[REQUIREMENT]: Return only this: the line with "Output a JSON" and all the lines that follow it below, through the final one, exactly as they are.

[EXTRACTED ENTRIES]:
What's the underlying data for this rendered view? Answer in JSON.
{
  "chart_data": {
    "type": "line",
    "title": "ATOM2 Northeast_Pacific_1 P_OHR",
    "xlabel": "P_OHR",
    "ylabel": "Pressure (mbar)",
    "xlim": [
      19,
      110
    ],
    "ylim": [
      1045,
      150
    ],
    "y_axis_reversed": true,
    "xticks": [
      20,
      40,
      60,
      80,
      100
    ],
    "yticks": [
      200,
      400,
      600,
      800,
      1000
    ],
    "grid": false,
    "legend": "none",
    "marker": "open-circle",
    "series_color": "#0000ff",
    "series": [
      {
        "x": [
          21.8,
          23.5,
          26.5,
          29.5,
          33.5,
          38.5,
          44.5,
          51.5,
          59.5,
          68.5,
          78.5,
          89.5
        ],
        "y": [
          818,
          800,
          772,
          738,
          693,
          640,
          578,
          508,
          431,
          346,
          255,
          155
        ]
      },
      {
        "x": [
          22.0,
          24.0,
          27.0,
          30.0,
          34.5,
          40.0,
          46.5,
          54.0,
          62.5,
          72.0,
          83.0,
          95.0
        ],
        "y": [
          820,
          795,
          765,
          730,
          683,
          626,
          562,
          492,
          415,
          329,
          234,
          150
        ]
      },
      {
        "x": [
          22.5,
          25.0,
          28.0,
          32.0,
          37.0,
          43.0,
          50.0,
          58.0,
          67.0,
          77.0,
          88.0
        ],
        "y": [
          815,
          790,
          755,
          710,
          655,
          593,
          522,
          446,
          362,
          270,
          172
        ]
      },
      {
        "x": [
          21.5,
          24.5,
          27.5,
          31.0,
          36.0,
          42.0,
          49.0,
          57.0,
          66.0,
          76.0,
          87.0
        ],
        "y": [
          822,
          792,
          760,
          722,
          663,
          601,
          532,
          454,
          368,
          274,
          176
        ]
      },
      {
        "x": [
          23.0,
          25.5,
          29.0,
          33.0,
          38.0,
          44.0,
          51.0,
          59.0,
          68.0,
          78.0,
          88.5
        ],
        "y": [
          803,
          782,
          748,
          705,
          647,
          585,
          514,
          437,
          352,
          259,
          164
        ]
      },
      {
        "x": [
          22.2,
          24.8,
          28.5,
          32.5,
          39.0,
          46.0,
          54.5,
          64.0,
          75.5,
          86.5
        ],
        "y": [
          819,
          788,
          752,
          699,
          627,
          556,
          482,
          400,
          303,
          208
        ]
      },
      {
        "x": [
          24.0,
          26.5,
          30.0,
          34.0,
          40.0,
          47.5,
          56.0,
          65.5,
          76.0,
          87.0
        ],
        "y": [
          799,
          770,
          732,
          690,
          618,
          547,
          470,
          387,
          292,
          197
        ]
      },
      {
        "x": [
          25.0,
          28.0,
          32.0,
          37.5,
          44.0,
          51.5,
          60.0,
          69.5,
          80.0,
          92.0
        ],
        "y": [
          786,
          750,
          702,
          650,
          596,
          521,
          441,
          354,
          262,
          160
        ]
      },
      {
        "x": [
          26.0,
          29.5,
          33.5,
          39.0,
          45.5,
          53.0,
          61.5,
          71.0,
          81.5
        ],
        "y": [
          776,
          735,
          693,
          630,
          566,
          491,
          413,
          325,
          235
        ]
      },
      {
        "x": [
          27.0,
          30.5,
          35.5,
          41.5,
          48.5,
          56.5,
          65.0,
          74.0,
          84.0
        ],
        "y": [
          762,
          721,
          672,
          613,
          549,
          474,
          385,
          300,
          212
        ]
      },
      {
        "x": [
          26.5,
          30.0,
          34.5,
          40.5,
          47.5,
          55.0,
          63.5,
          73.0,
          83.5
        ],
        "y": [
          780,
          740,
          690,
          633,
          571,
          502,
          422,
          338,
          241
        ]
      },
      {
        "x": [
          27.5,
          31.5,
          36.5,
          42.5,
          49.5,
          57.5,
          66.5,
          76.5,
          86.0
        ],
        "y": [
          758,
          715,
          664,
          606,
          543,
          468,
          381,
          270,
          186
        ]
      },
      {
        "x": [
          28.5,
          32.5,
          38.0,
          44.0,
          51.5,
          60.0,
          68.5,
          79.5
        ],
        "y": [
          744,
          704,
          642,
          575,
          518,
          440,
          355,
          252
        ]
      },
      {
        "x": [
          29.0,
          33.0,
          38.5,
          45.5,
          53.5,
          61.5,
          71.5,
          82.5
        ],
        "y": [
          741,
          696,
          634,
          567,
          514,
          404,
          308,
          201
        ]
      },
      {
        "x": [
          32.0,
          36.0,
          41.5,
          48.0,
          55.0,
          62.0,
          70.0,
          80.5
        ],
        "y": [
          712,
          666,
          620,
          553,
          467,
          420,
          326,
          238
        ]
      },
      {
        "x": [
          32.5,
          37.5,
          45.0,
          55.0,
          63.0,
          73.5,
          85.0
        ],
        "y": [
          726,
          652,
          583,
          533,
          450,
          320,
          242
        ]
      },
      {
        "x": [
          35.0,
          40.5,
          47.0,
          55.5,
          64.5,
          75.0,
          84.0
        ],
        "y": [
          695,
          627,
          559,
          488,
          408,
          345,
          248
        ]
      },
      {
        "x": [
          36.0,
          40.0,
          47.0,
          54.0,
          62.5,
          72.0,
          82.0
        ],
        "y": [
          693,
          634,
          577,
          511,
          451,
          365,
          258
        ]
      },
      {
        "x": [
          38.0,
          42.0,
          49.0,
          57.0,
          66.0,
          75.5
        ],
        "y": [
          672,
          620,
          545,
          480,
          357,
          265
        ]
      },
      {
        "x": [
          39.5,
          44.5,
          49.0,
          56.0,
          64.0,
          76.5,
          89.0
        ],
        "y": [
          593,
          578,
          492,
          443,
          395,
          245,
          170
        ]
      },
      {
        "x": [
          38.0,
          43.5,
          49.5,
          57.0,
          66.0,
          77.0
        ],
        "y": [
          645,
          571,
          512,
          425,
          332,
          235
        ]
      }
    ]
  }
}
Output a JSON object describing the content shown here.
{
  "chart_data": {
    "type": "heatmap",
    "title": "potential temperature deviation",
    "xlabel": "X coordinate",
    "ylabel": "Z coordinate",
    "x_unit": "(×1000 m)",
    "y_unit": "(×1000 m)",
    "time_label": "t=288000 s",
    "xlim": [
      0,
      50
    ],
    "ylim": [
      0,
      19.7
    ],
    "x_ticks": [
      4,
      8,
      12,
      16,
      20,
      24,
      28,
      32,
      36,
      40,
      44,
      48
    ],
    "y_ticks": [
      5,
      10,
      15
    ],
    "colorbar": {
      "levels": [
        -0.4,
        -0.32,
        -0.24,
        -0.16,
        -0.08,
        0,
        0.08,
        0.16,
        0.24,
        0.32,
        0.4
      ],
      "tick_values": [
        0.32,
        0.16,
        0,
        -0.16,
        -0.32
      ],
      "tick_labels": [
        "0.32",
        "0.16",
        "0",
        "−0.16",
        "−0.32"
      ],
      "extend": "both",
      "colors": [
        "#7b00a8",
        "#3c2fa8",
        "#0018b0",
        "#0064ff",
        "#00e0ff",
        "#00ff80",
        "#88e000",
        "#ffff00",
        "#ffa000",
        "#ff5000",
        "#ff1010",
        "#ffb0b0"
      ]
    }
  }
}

[COMPLETE OUTPUT]:
Output a JSON object describing the content shown here.
{
  "chart_data": {
    "type": "heatmap",
    "title": "potential temperature deviation",
    "xlabel": "X coordinate",
    "ylabel": "Z coordinate",
    "x_unit": "(×1000 m)",
    "y_unit": "(×1000 m)",
    "time_label": "t=288000 s",
    "xlim": [
      0,
      50
    ],
    "ylim": [
      0,
      19.7
    ],
    "x_ticks": [
      4,
      8,
      12,
      16,
      20,
      24,
      28,
      32,
      36,
      40,
      44,
      48
    ],
    "y_ticks": [
      5,
      10,
      15
    ],
    "colorbar": {
      "levels": [
        -0.4,
        -0.32,
        -0.24,
        -0.16,
        -0.08,
        0,
        0.08,
        0.16,
        0.24,
        0.32,
        0.4
      ],
      "tick_values": [
        0.32,
        0.16,
        0,
        -0.16,
        -0.32
      ],
      "tick_labels": [
        "0.32",
        "0.16",
        "0",
        "−0.16",
        "−0.32"
      ],
      "extend": "both",
      "colors": [
        "#7b00a8",
        "#3c2fa8",
        "#0018b0",
        "#0064ff",
        "#00e0ff",
        "#00ff80",
        "#88e000",
        "#ffff00",
        "#ffa000",
        "#ff5000",
        "#ff1010",
        "#ffb0b0"
      ]
    }
  }
}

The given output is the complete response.